Direction
Can you write out all the lines word for word, with no pictures?
((
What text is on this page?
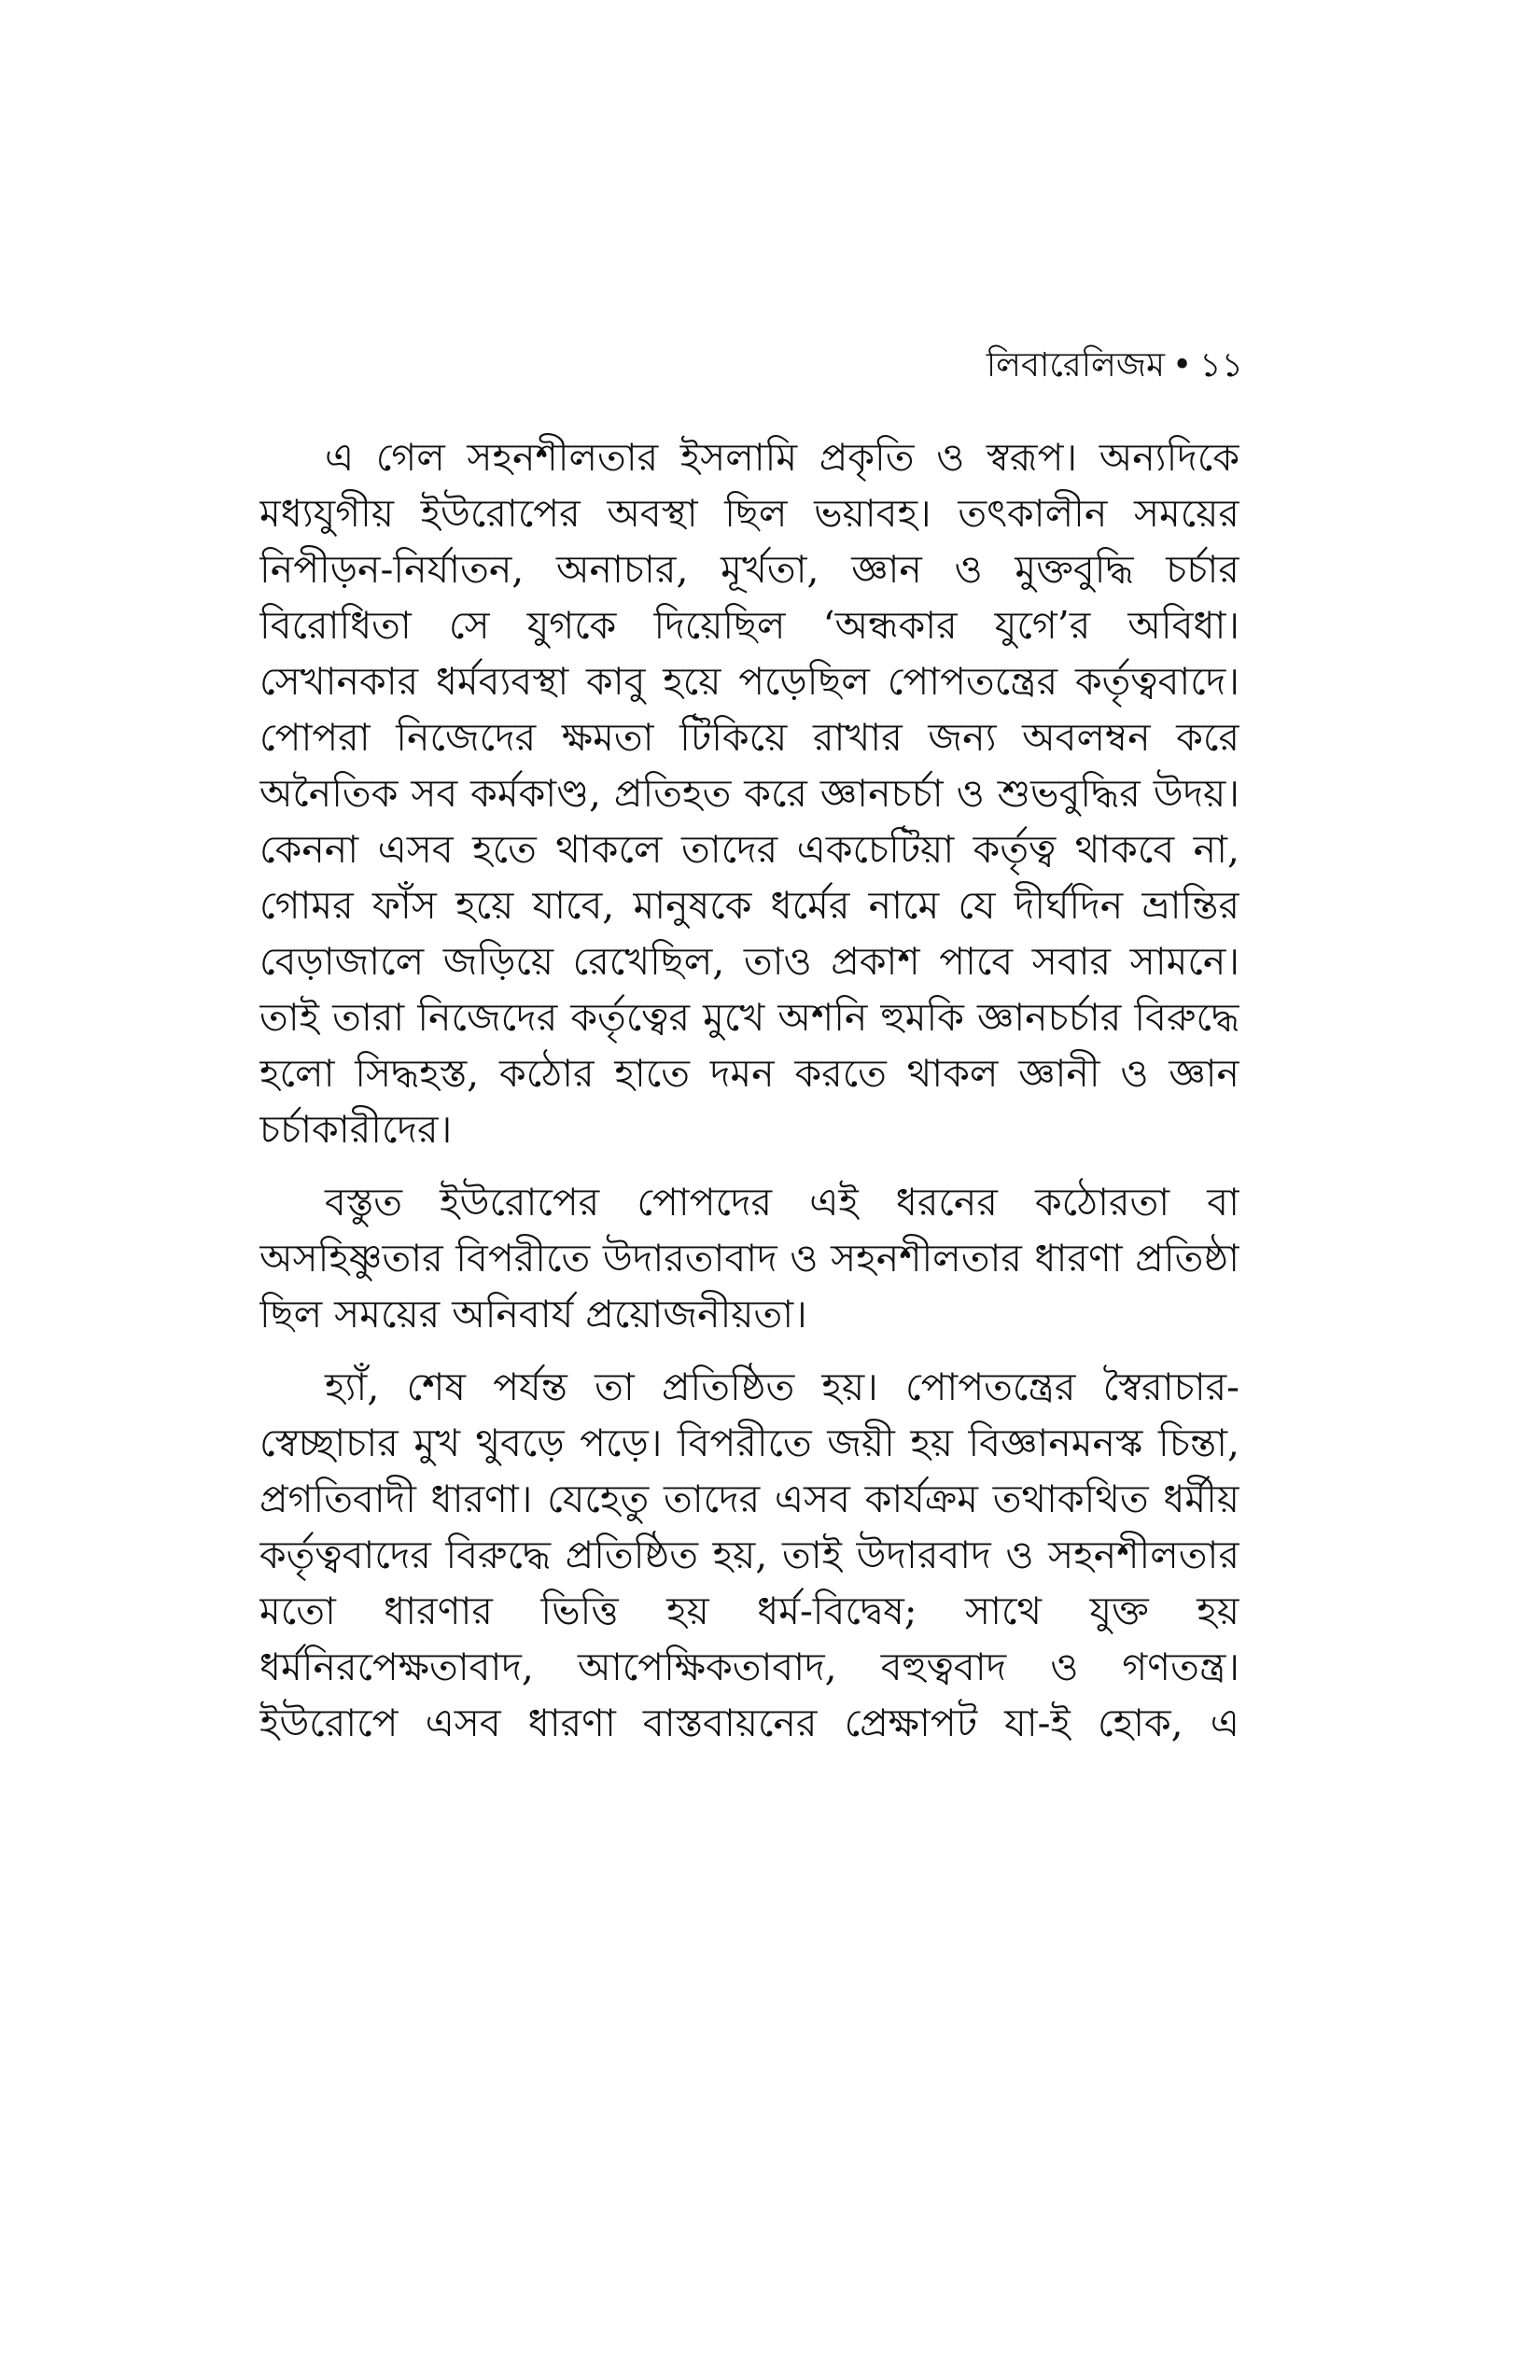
লিবারেলিজম • ১১
এ গেল সহনশীলতার ইসলামি প্রকৃতি ও স্বরূপ। অন্যদিকে
মধ্যযুগীয় ইউরোপের অবস্থা ছিল ভয়াবহ। তৎকালীন সময়ের
নিপীড়ন-নির্যাতন, অনাচার, মূর্খতা, জ্ঞান ও মুক্তবুদ্ধি চর্চার
বিরোধিতা সে যুগকে দিয়েছিল ‘অন্ধকার যুগে’র অবিধা।
সেখানকার ধর্মব্যবস্থা কাবু হয়ে পড়েছিল পোপতন্ত্রের কর্তৃত্ববাদে।
পোপরা নিজেদের ক্ষমতা টিকিয়ে রাখার জন্য অবলম্বন করে
অনৈতিক সব কর্মকাণ্ড, প্রতিহত করে জ্ঞানচর্চা ও শুভবুদ্ধির উদয়।
কেননা এসব হতে থাকলে তাদের একচেটিয়া কর্তৃত্ব থাকবে না,
গোমর ফাঁস হয়ে যাবে, মানুষকে ধর্মের নামে যে দীর্ঘদিন ভ্রান্তির
বেড়াজালে জড়িয়ে রেখেছিল, তাও প্রকাশ পাবে সবার সামনে।
তাই তারা নিজেদের কর্তৃত্বের মুখে অশনি হুমকি জ্ঞানচর্চার বিরুদ্ধে
হলো সিদ্ধহস্ত, কঠোর হাতে দমন করতে থাকল জ্ঞানী ও জ্ঞান
চর্চাকারীদের।
বস্তুত ইউরোপের পোপদের এই ধরনের কঠোরতা বা
অসহিষ্ণুতার বিপরীতে উদারতাবাদ ও সহনশীলতার ধারণা প্রতিষ্ঠা
ছিল সময়ের অনিবার্য প্রয়োজনীয়তা।
হ্যাঁ, শেষ পর্যন্ত তা প্রতিষ্ঠিত হয়। পোপতন্ত্রের স্বৈরাচার-
স্বেচ্ছাচার মুখ থুবড়ে পড়ে। বিপরীতে জয়ী হয় বিজ্ঞানমনস্ক চিন্তা,
প্রগতিবাদী ধারণা। যেহেতু তাদের এসব কার্যক্রম তথাকথিত ধর্মীয়
কর্তৃত্ববাদের বিরুদ্ধে প্রতিষ্ঠিত হয়, তাই উদারবাদ ও সহনশীলতার
মতো ধারণার ভিত্তি হয় ধর্ম-বিদ্বেষ; সাথে যুক্ত হয়
ধর্মনিরপেক্ষতাবাদ, আপেক্ষিকতাবাদ, বহুত্ববাদ ও গণতন্ত্র।
ইউরোপে এসব ধারণা বাস্তবায়নের প্রেক্ষাপট যা-ই হোক, এ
))
Solved problem
What text is on this page?
লিবারেলিজম • ১১
এ গেল সহনশীলতার ইসলামি প্রকৃতি ও স্বরূপ। অন্যদিকে
মধ্যযুগীয় ইউরোপের অবস্থা ছিল ভয়াবহ। তৎকালীন সময়ের
নিপীড়ন-নির্যাতন, অনাচার, মূর্খতা, জ্ঞান ও মুক্তবুদ্ধি চর্চার
বিরোধিতা সে যুগকে দিয়েছিল ‘অন্ধকার যুগে’র অবিধা।
সেখানকার ধর্মব্যবস্থা কাবু হয়ে পড়েছিল পোপতন্ত্রের কর্তৃত্ববাদে।
পোপরা নিজেদের ক্ষমতা টিকিয়ে রাখার জন্য অবলম্বন করে
অনৈতিক সব কর্মকাণ্ড, প্রতিহত করে জ্ঞানচর্চা ও শুভবুদ্ধির উদয়।
কেননা এসব হতে থাকলে তাদের একচেটিয়া কর্তৃত্ব থাকবে না,
গোমর ফাঁস হয়ে যাবে, মানুষকে ধর্মের নামে যে দীর্ঘদিন ভ্রান্তির
বেড়াজালে জড়িয়ে রেখেছিল, তাও প্রকাশ পাবে সবার সামনে।
তাই তারা নিজেদের কর্তৃত্বের মুখে অশনি হুমকি জ্ঞানচর্চার বিরুদ্ধে
হলো সিদ্ধহস্ত, কঠোর হাতে দমন করতে থাকল জ্ঞানী ও জ্ঞান
চর্চাকারীদের।
বস্তুত ইউরোপের পোপদের এই ধরনের কঠোরতা বা
অসহিষ্ণুতার বিপরীতে উদারতাবাদ ও সহনশীলতার ধারণা প্রতিষ্ঠা
ছিল সময়ের অনিবার্য প্রয়োজনীয়তা।
হ্যাঁ, শেষ পর্যন্ত তা প্রতিষ্ঠিত হয়। পোপতন্ত্রের স্বৈরাচার-
স্বেচ্ছাচার মুখ থুবড়ে পড়ে। বিপরীতে জয়ী হয় বিজ্ঞানমনস্ক চিন্তা,
প্রগতিবাদী ধারণা। যেহেতু তাদের এসব কার্যক্রম তথাকথিত ধর্মীয়
কর্তৃত্ববাদের বিরুদ্ধে প্রতিষ্ঠিত হয়, তাই উদারবাদ ও সহনশীলতার
মতো ধারণার ভিত্তি হয় ধর্ম-বিদ্বেষ; সাথে যুক্ত হয়
ধর্মনিরপেক্ষতাবাদ, আপেক্ষিকতাবাদ, বহুত্ববাদ ও গণতন্ত্র।
ইউরোপে এসব ধারণা বাস্তবায়নের প্রেক্ষাপট যা-ই হোক, এ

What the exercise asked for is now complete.